### MATERIAL

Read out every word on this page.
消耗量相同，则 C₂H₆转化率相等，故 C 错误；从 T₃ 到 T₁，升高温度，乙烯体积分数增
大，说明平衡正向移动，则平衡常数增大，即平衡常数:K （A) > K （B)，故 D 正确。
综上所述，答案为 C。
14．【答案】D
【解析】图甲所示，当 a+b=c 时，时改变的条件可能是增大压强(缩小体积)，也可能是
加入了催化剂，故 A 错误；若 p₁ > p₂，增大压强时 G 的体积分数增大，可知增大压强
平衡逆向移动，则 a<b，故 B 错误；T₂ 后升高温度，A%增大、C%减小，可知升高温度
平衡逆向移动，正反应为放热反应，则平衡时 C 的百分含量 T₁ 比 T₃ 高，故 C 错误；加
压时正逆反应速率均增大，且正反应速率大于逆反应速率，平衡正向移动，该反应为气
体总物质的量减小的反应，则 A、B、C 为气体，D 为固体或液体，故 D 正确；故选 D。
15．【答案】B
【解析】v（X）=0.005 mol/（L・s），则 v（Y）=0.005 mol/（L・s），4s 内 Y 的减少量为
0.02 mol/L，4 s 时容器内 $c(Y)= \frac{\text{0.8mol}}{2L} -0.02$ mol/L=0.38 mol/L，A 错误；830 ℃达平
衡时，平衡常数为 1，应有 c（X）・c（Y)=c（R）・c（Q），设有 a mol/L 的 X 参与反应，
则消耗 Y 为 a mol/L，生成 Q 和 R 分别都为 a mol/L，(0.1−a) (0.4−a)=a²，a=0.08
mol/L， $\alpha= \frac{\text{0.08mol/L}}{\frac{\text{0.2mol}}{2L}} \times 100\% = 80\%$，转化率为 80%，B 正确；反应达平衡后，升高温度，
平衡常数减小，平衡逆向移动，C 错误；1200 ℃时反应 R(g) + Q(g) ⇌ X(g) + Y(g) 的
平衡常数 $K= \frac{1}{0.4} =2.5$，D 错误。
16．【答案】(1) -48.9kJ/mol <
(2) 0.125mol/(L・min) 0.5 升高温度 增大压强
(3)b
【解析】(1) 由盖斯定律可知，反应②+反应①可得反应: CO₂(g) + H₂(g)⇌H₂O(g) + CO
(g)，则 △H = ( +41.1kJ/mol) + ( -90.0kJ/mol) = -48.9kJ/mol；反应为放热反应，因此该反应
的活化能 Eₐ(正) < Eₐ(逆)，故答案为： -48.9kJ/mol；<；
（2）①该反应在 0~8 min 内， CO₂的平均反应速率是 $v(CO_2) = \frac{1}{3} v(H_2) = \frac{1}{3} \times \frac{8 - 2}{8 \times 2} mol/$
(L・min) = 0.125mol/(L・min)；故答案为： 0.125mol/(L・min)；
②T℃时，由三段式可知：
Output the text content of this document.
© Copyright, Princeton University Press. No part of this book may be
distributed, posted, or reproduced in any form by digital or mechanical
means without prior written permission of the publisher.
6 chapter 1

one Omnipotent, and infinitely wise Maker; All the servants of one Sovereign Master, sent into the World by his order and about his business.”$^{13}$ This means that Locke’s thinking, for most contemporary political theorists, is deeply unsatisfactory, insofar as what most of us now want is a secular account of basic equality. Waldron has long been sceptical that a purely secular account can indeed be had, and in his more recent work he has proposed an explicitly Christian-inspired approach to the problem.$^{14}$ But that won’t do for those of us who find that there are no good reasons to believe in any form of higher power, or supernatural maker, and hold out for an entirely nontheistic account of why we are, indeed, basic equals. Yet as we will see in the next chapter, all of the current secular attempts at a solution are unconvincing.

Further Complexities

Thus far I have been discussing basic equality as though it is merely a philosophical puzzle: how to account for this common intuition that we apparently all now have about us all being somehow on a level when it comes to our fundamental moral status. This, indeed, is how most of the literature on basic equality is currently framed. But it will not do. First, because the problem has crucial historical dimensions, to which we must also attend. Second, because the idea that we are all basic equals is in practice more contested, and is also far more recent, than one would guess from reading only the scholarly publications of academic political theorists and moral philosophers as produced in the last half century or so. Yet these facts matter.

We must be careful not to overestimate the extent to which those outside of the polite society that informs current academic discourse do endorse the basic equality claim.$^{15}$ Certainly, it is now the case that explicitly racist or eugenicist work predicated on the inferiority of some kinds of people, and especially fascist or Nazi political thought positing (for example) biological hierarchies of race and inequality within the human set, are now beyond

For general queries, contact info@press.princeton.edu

### WHAT TO PRODUCE
Look for "account" and pull out every line that has it.

### ANSWER TO THIS TASK
one Omnipotent, and infinitely wise Maker; All the servants of one Sovereign Master, sent into the World by his order and about his business.”$^{13}$ This means that Locke’s thinking, for most contemporary political theorists, is deeply unsatisfactory, insofar as what most of us now want is a secular account of basic equality. Waldron has long been sceptical that a purely secular account can indeed be had, and in his more recent work he has proposed an explicitly Christian-inspired approach to the problem.$^{14}$ But that won’t do for those of us who find that there are no good reasons to believe in any form of higher power, or supernatural maker, and hold out for an entirely nontheistic account of why we are, indeed, basic equals. Yet as we will see in the next chapter, all of the current secular attempts at a solution are unconvincing.
Thus far I have been discussing basic equality as though it is merely a philosophical puzzle: how to account for this common intuition that we apparently all now have about us all being somehow on a level when it comes to our fundamental moral status. This, indeed, is how most of the literature on basic equality is currently framed. But it will not do. First, because the problem has crucial historical dimensions, to which we must also attend. Second, because the idea that we are all basic equals is in practice more contested, and is also far more recent, than one would guess from reading only the scholarly publications of academic political theorists and moral philosophers as produced in the last half century or so. Yet these facts matter.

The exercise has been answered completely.